Written request
Using the entries that follow, count the lines containing the word "content" and give that number by itself.

Data entries
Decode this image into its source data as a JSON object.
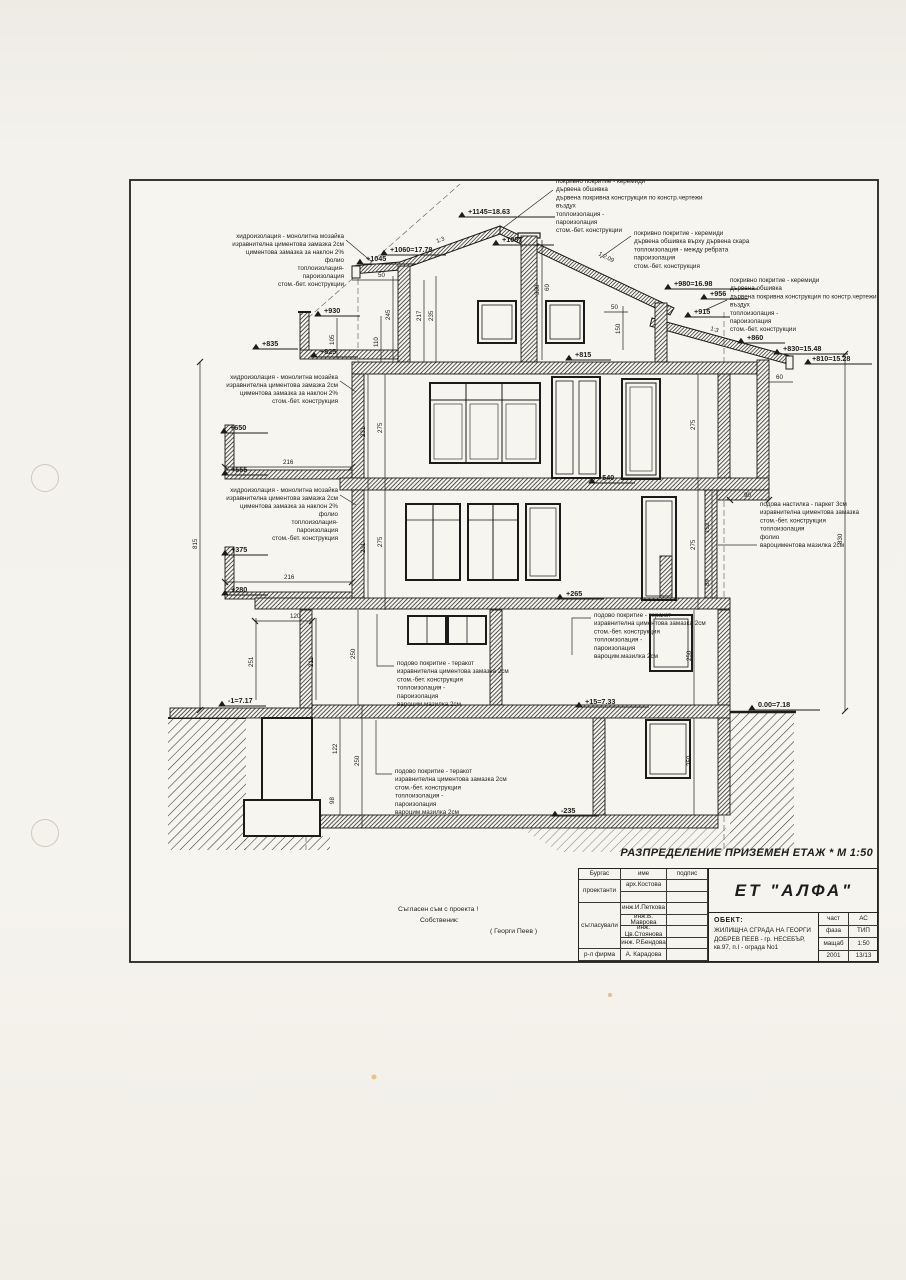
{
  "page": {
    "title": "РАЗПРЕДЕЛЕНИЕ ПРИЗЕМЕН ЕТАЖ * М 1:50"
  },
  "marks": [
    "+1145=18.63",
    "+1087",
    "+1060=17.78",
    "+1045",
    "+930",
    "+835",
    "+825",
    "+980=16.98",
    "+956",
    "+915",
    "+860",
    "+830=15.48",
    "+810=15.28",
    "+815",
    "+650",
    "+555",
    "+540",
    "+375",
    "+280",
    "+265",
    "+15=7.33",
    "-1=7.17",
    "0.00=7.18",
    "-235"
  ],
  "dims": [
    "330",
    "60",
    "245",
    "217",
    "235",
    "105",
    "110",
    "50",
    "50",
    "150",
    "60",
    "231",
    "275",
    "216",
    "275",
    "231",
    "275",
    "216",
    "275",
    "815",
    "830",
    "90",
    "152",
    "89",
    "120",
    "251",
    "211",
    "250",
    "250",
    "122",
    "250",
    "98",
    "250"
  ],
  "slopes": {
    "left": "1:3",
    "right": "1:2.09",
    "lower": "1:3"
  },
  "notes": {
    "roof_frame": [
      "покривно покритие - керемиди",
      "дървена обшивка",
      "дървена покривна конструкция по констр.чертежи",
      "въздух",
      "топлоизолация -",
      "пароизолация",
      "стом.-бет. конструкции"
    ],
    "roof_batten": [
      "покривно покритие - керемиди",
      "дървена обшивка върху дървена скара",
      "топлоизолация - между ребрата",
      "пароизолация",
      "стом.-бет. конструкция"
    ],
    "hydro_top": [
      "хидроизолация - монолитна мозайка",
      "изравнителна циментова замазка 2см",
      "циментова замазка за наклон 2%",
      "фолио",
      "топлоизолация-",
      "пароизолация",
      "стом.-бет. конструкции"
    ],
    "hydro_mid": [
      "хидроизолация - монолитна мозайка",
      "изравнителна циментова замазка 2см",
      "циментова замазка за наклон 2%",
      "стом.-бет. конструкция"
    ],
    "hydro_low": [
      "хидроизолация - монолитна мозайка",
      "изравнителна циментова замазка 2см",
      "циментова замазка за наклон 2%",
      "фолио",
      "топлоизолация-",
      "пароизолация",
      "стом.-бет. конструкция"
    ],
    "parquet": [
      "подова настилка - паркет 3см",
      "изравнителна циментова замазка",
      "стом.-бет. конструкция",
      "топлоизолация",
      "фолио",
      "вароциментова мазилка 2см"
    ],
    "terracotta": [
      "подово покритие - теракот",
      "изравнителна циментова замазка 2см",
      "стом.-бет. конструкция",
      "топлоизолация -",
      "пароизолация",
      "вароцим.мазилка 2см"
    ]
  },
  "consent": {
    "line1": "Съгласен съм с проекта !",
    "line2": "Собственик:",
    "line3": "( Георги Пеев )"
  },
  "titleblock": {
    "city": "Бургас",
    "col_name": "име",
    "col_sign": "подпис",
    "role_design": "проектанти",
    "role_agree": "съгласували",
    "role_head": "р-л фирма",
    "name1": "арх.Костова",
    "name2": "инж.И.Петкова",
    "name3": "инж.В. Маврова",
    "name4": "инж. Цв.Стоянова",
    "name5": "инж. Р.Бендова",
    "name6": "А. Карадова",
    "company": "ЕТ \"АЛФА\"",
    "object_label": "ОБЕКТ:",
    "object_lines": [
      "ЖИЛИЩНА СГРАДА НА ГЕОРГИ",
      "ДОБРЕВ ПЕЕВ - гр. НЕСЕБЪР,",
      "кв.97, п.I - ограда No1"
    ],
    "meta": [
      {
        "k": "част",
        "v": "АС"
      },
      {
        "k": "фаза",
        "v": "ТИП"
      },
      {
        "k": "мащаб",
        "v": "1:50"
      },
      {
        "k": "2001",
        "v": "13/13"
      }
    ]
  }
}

...

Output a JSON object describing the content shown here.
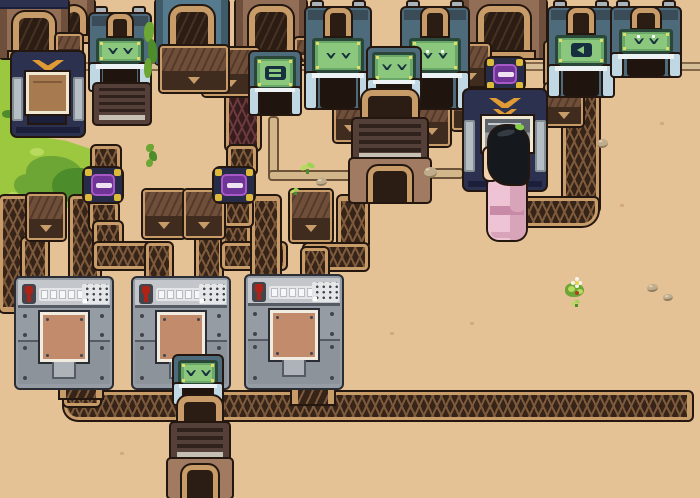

---

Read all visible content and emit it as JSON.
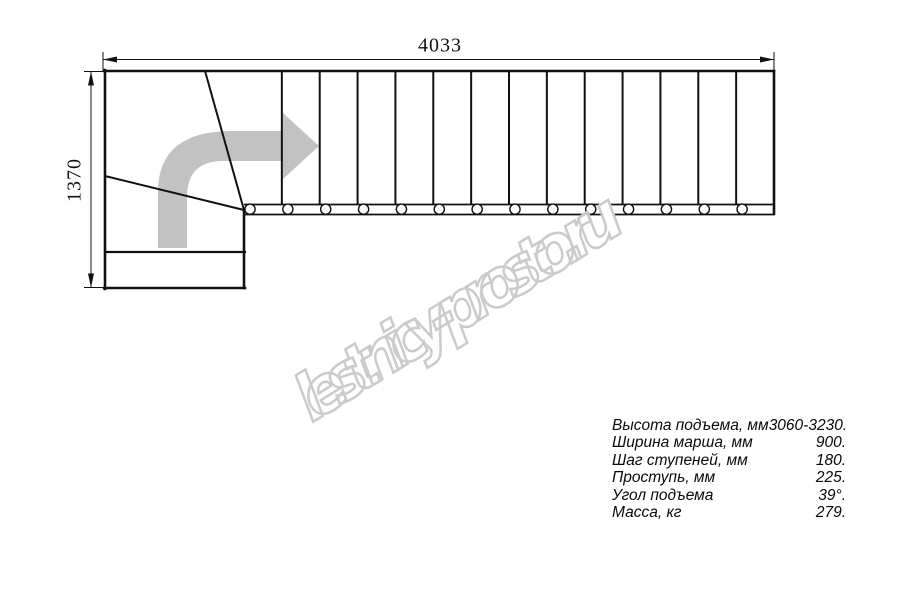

Exercise solution
2